### JOB
Copy out all lines carrying the word "поисковых".

### DATA RECORDS
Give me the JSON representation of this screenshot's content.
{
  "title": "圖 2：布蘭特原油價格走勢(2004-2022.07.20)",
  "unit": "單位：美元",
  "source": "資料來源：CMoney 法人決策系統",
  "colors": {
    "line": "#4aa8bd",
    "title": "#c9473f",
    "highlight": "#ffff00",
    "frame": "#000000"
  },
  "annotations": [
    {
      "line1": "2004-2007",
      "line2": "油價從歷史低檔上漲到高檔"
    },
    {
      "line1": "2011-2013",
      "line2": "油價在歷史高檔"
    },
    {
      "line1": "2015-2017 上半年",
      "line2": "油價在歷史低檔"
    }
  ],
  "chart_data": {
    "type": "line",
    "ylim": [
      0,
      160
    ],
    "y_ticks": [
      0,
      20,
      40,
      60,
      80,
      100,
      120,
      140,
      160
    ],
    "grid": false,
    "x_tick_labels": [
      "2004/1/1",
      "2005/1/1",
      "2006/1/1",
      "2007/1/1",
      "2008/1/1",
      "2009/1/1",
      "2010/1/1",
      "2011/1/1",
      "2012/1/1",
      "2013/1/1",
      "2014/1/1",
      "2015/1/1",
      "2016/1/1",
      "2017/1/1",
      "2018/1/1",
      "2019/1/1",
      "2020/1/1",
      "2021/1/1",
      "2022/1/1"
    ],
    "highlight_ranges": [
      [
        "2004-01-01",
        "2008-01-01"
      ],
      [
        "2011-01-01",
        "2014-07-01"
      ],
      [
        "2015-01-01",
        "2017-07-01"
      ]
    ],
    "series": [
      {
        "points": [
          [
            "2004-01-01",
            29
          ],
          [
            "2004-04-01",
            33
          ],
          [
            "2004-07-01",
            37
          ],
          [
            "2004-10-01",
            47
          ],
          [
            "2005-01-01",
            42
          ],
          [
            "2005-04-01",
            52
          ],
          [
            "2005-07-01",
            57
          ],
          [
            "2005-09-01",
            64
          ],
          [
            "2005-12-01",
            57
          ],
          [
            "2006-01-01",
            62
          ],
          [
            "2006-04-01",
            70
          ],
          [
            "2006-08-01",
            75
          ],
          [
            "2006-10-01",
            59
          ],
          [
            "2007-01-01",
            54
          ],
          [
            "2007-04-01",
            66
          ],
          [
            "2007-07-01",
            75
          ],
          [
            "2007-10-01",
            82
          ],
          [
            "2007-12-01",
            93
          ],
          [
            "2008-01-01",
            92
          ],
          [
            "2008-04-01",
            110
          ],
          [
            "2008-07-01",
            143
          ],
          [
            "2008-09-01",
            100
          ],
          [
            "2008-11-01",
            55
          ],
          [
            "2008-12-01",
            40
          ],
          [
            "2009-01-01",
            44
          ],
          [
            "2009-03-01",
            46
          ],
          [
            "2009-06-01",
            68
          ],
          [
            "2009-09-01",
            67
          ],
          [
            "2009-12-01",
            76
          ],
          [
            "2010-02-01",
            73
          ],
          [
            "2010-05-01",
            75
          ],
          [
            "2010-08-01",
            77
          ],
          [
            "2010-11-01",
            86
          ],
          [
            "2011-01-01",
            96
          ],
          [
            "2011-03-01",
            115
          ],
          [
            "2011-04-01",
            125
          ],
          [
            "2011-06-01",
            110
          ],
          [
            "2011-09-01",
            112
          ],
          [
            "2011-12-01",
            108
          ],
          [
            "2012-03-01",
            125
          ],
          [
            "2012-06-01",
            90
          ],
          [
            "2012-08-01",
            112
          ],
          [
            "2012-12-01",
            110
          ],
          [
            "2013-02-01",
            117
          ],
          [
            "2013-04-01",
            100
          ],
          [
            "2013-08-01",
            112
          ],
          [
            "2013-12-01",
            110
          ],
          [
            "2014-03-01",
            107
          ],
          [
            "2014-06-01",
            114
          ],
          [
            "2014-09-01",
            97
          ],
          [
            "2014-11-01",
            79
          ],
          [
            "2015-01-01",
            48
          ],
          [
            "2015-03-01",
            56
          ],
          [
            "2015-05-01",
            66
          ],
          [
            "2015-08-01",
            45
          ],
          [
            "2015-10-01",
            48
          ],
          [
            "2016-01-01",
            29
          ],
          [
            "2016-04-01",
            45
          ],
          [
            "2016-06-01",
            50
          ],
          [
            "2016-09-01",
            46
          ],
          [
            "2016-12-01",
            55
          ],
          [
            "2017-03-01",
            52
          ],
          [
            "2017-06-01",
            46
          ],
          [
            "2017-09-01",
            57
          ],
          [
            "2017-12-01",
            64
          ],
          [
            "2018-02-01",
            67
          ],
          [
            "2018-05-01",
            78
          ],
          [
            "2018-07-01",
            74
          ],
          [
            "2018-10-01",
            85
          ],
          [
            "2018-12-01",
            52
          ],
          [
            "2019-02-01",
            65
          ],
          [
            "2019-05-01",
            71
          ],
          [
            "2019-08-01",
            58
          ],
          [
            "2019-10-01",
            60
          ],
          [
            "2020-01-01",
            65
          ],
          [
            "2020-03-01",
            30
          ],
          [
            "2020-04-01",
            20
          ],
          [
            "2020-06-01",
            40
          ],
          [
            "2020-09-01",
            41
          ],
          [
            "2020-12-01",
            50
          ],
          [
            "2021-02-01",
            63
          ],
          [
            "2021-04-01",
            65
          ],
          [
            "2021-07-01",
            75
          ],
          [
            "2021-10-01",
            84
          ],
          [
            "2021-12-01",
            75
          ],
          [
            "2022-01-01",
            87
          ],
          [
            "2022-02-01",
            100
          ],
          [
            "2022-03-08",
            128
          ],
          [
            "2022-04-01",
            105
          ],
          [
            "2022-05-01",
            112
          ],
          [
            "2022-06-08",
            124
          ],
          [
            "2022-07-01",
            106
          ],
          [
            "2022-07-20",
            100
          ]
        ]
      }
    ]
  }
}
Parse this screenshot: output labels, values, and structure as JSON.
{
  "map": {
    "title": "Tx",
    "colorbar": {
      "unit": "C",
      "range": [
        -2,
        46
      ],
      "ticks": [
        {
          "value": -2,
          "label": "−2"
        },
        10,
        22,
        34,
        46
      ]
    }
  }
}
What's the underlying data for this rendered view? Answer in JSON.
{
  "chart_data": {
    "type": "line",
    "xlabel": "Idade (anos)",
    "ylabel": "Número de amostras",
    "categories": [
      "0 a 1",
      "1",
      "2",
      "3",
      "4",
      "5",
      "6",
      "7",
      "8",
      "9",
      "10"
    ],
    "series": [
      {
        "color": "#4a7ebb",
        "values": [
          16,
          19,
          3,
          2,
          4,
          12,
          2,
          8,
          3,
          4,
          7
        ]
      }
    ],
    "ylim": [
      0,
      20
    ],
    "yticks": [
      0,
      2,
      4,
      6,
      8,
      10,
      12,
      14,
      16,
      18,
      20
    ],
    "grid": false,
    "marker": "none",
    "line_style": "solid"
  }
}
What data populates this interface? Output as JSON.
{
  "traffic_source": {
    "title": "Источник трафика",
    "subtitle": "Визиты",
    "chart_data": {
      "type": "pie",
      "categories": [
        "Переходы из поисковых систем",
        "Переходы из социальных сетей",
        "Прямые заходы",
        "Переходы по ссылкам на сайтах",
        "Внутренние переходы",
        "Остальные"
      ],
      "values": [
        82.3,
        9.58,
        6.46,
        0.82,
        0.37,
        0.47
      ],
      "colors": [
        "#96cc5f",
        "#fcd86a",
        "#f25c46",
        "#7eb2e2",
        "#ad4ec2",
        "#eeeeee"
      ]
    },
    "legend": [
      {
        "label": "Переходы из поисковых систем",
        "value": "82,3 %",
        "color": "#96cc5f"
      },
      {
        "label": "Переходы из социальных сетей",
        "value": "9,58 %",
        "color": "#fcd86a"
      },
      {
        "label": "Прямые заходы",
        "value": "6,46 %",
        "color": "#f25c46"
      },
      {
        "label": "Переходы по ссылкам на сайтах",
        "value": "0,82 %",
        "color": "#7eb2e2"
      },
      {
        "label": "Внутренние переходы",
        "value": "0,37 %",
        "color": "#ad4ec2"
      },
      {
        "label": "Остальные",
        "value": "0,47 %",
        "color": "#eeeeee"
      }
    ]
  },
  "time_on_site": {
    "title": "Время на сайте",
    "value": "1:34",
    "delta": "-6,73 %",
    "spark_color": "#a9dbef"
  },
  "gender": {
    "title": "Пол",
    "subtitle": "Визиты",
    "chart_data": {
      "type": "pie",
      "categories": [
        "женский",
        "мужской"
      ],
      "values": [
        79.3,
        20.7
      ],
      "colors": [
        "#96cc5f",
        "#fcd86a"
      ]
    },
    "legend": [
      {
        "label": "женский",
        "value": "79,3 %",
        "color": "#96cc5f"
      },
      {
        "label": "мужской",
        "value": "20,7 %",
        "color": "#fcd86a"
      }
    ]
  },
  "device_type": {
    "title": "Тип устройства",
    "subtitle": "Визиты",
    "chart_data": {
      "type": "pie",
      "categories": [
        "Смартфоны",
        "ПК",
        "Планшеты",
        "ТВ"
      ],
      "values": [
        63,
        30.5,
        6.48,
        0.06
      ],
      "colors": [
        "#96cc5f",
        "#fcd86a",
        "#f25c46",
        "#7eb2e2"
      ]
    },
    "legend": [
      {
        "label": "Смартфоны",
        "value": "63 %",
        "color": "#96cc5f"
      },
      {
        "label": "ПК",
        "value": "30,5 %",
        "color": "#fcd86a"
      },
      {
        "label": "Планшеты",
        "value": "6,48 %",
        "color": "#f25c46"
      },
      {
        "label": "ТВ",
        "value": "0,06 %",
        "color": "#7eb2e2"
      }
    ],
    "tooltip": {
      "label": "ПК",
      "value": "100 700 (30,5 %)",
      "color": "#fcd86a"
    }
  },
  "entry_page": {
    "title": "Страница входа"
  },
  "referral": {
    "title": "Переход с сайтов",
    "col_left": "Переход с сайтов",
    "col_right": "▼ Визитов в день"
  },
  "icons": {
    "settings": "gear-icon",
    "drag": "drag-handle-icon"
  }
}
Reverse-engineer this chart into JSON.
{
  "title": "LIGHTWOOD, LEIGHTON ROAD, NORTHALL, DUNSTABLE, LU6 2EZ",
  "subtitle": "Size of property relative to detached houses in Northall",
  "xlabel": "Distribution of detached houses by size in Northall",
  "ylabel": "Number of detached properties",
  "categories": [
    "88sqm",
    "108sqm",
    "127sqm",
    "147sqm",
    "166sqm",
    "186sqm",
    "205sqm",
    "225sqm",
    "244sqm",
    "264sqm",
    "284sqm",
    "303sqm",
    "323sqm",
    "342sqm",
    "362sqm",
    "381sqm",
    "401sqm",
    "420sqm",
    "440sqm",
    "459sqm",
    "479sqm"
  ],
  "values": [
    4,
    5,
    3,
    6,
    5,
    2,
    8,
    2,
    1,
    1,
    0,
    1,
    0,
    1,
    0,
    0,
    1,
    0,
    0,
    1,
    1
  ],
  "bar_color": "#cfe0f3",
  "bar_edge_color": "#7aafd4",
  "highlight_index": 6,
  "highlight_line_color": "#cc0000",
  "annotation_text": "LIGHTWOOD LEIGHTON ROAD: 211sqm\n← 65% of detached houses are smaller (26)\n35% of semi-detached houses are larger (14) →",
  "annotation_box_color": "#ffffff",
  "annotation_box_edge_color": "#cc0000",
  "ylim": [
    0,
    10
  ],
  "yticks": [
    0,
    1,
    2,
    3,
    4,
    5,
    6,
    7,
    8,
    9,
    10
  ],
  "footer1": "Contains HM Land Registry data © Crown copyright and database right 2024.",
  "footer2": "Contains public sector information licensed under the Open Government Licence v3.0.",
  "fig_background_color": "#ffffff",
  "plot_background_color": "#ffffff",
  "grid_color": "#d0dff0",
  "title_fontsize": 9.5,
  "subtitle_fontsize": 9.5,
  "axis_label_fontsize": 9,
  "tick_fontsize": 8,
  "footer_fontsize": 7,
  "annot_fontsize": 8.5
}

### ANSWER TO THE TASK
        "Переходы из поисковых систем",
        "label": "Переходы из поисковых систем",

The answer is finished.